Selection:
□ □ □

However, what Mr. Cochran calls the rise of political Islam under the leadership of PKS push nationalist politicians such as Susilo Bambang Yudoyono and more over Yusuf Kalla of Golkar to preserve their relation with Muslim constituents, who do not understand how those radical organization played a role on terrorism in cooperation with Jama’ah Islamiah. In Maluku and Poso, Muslim politicians who attempted to be neutral and oppose Islamist groups lost their positions in Parliament in the district elections of 2005.

I have been doing fieldwork in these two regions and have met local Muslims influenced by these radical groups. Some of the local elite have been involved with Jama’ah Islamiah, especially the ones from Laskar Mujahidin and KOMPAK networks. It is easy for Jama’ah Islamiah to attack tourism areas like Bali, and west embassies in Jakarta and other diplomatic buildings in Surabaya. They have had enough new and fresh Syahid (martyrs). Police say there are about 30 new syahid ready to blow themselves up with a new approach, many more than they had previously. A former Darul Islam activist says there are more than 500 new volunteers for syahid are ready. If Bali Bomb II has a better attack and strategy than Bali Bomb I, in which Indonesian police could not identify the terrorists more clearly and quickly, how about the next attack?

Gunaratna: To combat terrorism in Indonesia, we need to think strategically and ask Indonesians to think strategically. The political media and public attention is still fixated on Bali II. As usual, a brilliant after the event investigation will lead to a few arrests and a trial, but it will not change the strategic picture in Indonesia and the Southern Philippines. Making a difference in the East Asian environment now that is changing in favor of Islamic militancy does not rest with law enforcement but with action-oriented visionary leadership.

As long as jihadism is not proactively contained, the radical Islamic schools [madaris] in Indonesia are not reformed, and the training camps in the Philippines not shut down, the threat of terrorism will persist. In the post Bali II environment, the vulnerability of East Asia to terrorism will increase due to four reasons:

First, a highly effective and a contagious tactic, suicide terrorism, having entered the region, will stay with us for a long time. Unless ideologically and operationally contained, the suicide threat will spread from Indonesia to its immediate neighbors and beyond.

Second, 47 threat groups in different stages of development now operate in the region. By aggressively exploiting the democratic space created after 1998 and the constant images of the suffering Muslims in Iraq, the Indonesian Jihadi movement is gathering in strength, size and influence.

Third, the relationship between a decentralized Al Qaeda and both Indonesian and Philippine jihad groups are continuing. From outside the region, finance (primarily from Saudi Arabian financiers of jihad), trainers and technology are continuing to flow into the region. Although many Arab jihadists have been arrested in the region, the linkage between JI and Al Qaeda is robust.

□ □ □

[Element box annotations]

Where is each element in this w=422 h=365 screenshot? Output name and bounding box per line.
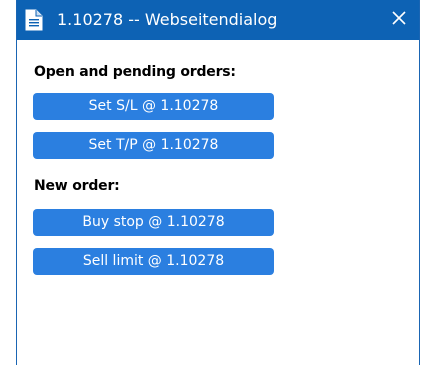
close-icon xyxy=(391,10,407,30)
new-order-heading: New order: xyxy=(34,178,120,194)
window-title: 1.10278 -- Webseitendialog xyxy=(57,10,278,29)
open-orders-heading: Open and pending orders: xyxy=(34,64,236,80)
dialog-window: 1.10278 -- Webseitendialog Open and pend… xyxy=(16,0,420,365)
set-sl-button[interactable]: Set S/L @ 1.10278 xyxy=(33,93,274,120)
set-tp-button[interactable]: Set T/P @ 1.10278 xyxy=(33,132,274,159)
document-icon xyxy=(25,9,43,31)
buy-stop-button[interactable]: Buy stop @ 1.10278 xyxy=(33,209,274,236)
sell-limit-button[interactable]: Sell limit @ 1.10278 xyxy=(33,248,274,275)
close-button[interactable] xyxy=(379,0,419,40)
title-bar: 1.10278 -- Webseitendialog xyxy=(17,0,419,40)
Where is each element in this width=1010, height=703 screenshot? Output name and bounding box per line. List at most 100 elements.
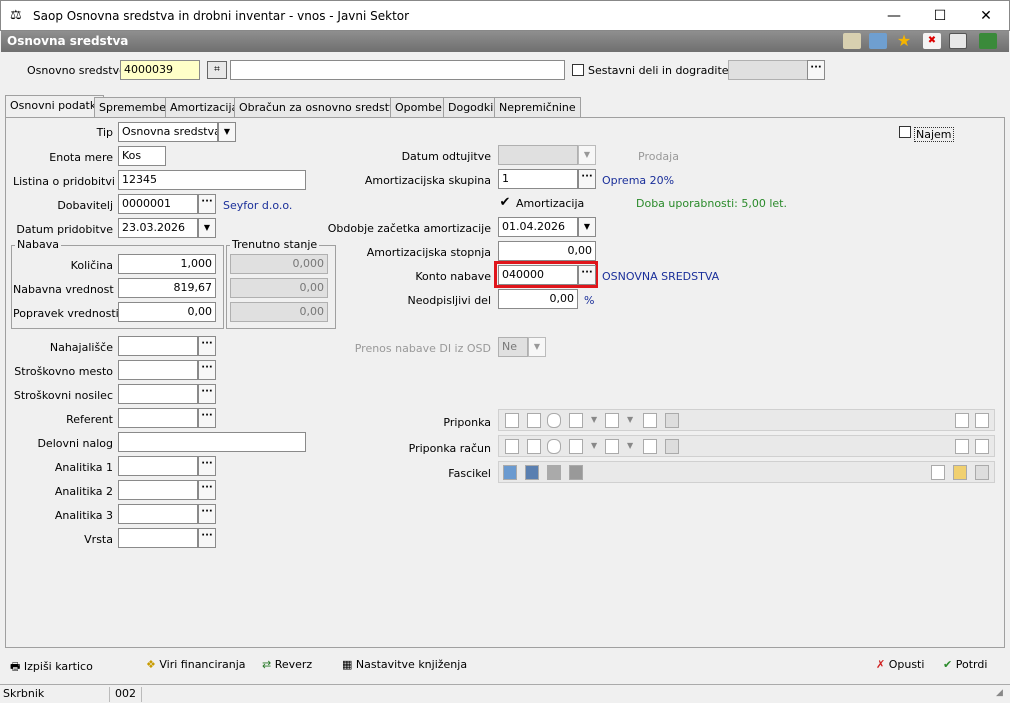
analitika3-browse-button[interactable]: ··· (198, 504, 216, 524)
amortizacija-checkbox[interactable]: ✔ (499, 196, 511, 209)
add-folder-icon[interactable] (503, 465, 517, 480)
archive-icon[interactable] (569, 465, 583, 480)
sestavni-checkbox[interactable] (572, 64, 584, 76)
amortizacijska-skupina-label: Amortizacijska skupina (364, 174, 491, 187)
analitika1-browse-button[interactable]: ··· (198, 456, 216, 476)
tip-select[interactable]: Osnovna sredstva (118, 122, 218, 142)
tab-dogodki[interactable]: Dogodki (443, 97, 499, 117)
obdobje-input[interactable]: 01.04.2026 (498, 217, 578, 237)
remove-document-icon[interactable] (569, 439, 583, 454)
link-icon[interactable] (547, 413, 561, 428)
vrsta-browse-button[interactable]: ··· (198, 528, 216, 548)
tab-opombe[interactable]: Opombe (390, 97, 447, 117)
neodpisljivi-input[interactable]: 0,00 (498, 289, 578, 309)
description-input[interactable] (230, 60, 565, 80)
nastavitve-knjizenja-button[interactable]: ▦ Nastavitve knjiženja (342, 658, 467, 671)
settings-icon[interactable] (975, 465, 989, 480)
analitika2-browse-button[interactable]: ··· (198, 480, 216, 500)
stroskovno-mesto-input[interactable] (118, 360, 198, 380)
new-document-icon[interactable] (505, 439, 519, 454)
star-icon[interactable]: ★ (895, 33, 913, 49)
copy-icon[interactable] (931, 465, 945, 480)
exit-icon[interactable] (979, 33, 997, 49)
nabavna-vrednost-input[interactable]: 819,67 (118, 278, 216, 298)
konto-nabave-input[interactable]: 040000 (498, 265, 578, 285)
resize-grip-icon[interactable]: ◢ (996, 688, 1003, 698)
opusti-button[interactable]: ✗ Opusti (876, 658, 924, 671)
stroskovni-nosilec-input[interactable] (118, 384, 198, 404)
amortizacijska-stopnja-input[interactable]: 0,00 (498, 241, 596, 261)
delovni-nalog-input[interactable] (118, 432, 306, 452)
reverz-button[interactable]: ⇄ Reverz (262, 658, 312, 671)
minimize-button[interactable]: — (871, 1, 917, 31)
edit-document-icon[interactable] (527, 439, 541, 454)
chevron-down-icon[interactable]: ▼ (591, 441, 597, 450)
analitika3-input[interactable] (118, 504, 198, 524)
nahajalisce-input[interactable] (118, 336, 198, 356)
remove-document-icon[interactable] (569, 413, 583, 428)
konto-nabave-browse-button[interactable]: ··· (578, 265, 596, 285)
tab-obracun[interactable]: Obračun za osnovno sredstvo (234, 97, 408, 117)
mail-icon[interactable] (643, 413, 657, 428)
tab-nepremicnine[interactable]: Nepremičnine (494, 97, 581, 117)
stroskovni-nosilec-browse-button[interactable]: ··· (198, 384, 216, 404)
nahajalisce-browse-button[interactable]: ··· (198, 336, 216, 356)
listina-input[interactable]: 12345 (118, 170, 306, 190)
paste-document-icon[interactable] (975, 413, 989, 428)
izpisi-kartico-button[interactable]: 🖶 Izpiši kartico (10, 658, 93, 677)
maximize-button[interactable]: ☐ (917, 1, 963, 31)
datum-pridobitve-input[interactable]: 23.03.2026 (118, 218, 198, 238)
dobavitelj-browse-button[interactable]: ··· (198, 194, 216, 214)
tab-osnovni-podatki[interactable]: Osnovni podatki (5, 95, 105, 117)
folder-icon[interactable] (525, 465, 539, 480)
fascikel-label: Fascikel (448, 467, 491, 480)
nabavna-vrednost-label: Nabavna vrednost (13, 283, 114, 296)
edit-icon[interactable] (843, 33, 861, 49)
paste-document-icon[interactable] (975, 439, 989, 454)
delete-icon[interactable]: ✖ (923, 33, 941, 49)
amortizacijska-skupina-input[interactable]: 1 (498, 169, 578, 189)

□ □ □

Set task 1:
Edit the passage on terrorism in Indonesia. Give the part that begins at the words "As long as jihadism" and stops after "neighbors and beyond." again, with "jihadism" changed to "militancy".
Set task 2:
Rewrite the paragraph of the passage on terrorism in Indonesia that opens "Third, the relationship" as a short bulleted list that keeps its main facts.

Response 1:
As long as militancy is not proactively contained, the radical Islamic schools [madaris] in Indonesia are not reformed, and the training camps in the Philippines not shut down, the threat of terrorism will persist. In the post Bali II environment, the vulnerability of East Asia to terrorism will increase due to four reasons:

First, a highly effective and a contagious tactic, suicide terrorism, having entered the region, will stay with us for a long time. Unless ideologically and operationally contained, the suicide threat will spread from Indonesia to its immediate neighbors and beyond.

Response 2:
- A decentralized Al Qaeda remains connected to Indonesian and Philippine jihad groups.
- Finance, trainers and technology keep flowing into the region from outside. The finance comes mainly from Saudi Arabian financiers of jihad.
- Many Arab jihadists have been arrested in the region, but the link between JI and Al Qaeda is still robust.